--- Begin ---
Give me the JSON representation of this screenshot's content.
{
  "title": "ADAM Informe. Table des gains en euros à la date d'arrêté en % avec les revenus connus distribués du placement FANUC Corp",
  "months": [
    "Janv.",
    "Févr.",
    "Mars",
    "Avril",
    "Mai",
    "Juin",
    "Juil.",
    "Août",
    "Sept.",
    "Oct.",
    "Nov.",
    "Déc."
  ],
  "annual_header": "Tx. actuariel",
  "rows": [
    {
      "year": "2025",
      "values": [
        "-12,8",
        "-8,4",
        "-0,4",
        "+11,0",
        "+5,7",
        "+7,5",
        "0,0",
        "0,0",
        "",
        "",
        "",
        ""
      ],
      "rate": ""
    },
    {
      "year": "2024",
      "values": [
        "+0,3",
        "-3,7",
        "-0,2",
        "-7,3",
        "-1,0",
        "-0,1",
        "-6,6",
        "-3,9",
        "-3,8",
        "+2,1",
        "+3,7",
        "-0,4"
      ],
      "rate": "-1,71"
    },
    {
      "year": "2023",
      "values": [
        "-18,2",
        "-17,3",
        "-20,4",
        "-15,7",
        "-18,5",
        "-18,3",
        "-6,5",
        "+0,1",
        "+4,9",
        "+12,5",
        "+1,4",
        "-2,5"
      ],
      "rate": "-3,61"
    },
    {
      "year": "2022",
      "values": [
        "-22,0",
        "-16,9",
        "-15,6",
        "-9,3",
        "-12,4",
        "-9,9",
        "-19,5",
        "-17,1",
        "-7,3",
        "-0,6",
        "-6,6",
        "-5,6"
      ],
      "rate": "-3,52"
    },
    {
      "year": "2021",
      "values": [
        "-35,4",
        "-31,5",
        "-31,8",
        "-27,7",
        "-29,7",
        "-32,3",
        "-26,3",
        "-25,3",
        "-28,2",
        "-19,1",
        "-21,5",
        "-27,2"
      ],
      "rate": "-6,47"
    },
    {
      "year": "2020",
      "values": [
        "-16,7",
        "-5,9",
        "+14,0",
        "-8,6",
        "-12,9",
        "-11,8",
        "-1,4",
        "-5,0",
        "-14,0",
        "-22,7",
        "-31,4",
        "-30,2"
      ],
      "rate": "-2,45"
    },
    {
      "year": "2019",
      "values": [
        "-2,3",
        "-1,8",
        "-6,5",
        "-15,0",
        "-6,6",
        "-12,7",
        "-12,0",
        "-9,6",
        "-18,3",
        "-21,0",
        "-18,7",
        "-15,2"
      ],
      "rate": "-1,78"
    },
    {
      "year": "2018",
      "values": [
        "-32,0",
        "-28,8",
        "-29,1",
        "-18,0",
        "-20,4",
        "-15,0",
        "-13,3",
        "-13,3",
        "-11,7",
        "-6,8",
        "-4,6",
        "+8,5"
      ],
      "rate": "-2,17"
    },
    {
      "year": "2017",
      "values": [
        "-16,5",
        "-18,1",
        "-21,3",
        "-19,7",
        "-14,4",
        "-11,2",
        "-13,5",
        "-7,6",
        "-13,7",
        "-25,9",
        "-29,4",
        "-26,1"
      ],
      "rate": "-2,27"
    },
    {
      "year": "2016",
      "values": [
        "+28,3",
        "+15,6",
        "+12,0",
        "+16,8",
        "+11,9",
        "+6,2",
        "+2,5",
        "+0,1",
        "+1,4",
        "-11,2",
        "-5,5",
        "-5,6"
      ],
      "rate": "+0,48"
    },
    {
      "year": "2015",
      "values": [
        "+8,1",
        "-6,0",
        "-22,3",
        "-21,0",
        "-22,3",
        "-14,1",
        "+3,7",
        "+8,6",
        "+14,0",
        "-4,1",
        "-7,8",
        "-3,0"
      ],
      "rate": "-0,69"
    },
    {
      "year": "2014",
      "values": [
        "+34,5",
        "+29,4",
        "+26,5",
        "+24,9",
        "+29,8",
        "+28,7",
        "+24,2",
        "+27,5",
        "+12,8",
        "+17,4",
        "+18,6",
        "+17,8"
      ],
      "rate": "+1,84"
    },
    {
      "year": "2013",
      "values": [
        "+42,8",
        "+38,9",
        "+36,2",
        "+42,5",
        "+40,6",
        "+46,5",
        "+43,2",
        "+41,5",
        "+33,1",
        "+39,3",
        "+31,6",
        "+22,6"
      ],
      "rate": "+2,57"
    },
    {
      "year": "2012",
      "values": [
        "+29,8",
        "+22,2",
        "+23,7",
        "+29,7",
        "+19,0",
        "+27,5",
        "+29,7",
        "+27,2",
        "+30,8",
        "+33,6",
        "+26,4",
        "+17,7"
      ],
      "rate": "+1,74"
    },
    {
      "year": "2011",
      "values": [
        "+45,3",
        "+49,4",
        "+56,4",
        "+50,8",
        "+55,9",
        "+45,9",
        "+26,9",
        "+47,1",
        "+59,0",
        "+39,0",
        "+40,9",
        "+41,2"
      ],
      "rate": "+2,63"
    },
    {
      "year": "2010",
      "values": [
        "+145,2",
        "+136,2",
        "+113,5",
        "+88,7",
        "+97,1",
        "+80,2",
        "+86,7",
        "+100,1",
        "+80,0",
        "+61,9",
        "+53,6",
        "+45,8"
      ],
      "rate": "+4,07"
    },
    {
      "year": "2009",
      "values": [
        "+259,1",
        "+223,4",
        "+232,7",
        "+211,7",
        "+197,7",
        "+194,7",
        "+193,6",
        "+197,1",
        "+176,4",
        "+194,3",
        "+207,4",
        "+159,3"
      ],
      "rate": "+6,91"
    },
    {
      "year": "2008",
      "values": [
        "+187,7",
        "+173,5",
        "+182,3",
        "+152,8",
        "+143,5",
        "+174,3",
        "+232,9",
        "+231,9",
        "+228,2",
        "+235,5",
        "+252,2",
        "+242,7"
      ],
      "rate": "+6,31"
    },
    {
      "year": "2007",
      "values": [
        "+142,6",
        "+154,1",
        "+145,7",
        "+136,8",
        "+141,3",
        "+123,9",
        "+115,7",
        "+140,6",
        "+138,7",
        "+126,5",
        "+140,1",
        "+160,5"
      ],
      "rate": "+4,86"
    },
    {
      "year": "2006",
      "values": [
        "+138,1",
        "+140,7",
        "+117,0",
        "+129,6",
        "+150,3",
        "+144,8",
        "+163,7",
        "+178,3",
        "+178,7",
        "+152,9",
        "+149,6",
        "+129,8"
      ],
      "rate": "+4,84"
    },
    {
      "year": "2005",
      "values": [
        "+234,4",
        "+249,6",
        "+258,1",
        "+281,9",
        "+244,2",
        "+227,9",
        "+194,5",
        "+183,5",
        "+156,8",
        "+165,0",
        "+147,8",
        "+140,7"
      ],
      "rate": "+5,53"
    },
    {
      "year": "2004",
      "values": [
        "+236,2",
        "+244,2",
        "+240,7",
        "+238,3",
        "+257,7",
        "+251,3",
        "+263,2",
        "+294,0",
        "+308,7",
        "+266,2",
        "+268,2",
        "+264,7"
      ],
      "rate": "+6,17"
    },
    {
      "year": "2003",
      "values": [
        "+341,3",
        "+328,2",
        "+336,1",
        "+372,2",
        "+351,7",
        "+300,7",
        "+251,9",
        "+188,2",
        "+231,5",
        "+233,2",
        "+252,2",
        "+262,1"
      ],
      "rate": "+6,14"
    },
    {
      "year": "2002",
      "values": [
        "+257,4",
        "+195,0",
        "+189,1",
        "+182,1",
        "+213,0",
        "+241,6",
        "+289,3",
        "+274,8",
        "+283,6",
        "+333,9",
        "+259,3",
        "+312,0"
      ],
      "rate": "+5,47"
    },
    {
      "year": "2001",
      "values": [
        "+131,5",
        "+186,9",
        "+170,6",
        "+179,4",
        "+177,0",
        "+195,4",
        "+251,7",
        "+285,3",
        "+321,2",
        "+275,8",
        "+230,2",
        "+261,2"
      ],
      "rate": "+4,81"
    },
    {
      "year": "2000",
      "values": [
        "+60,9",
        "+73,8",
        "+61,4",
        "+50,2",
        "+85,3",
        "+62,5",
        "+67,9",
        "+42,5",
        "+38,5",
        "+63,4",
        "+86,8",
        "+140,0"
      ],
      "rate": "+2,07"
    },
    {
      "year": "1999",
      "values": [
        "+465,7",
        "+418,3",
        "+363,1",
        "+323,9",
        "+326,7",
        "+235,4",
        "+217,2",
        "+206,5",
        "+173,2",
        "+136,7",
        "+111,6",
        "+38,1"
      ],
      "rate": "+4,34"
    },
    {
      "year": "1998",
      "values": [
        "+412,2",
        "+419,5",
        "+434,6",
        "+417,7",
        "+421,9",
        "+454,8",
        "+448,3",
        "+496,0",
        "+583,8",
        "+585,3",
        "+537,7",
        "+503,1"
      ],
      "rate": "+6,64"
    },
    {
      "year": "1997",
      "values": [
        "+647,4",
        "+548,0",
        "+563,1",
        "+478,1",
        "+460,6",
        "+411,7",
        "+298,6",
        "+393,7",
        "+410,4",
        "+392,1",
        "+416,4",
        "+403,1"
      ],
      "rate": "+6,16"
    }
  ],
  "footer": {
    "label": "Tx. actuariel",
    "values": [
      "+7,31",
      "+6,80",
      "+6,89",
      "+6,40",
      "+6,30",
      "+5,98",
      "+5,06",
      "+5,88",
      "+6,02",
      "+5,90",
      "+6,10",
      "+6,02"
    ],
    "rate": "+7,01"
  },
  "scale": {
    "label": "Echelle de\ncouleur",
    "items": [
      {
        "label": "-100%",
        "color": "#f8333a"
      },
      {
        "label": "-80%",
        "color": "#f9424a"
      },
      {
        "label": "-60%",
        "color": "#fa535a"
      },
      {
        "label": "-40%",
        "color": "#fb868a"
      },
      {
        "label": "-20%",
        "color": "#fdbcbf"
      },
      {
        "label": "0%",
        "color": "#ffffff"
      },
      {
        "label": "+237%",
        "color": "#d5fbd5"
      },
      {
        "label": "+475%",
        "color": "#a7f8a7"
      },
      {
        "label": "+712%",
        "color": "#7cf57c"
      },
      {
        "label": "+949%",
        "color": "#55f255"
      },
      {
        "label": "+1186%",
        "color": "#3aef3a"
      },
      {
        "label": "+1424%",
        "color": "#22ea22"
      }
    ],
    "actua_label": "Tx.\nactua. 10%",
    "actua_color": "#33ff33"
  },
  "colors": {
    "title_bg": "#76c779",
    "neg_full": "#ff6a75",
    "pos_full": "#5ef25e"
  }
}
--- End ---
Compute how many lines include the string "actuariel", then give that number by itself.

2